## Dataset rows
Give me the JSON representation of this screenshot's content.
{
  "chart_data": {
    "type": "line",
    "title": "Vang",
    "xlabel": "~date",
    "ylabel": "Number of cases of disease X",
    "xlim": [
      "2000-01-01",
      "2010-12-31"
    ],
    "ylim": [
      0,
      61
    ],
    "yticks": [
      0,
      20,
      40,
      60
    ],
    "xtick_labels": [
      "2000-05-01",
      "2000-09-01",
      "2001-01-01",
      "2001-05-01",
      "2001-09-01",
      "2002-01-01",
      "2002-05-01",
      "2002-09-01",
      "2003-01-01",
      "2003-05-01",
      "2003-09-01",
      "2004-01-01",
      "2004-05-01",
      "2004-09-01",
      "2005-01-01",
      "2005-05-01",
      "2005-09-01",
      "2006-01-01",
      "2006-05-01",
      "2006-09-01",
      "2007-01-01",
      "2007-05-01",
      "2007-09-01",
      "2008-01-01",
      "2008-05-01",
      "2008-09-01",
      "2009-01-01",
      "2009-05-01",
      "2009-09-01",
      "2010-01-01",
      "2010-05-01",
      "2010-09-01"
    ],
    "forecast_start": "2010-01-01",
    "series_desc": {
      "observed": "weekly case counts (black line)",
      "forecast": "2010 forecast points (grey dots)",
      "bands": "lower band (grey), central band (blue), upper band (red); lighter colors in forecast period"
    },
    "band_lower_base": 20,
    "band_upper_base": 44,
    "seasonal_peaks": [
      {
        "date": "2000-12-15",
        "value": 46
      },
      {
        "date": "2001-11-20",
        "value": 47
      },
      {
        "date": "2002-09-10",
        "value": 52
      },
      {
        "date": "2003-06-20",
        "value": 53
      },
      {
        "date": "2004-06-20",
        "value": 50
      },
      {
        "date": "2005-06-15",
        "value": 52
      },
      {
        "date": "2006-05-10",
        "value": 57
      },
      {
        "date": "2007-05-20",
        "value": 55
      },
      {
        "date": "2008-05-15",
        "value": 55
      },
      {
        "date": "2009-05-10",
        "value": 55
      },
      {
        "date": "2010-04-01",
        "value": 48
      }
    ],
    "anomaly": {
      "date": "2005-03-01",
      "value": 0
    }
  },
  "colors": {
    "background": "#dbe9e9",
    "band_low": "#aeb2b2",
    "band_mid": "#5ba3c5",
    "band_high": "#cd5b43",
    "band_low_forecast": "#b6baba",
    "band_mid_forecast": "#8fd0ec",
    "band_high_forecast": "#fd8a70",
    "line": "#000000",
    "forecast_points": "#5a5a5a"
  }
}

## GIVEN TASK
In the records above, find each line that holds the word "grey"; copy all such lines.

## FULL SOLUTION
      "forecast": "2010 forecast points (grey dots)",
      "bands": "lower band (grey), central band (blue), upper band (red); lighter colors in forecast period"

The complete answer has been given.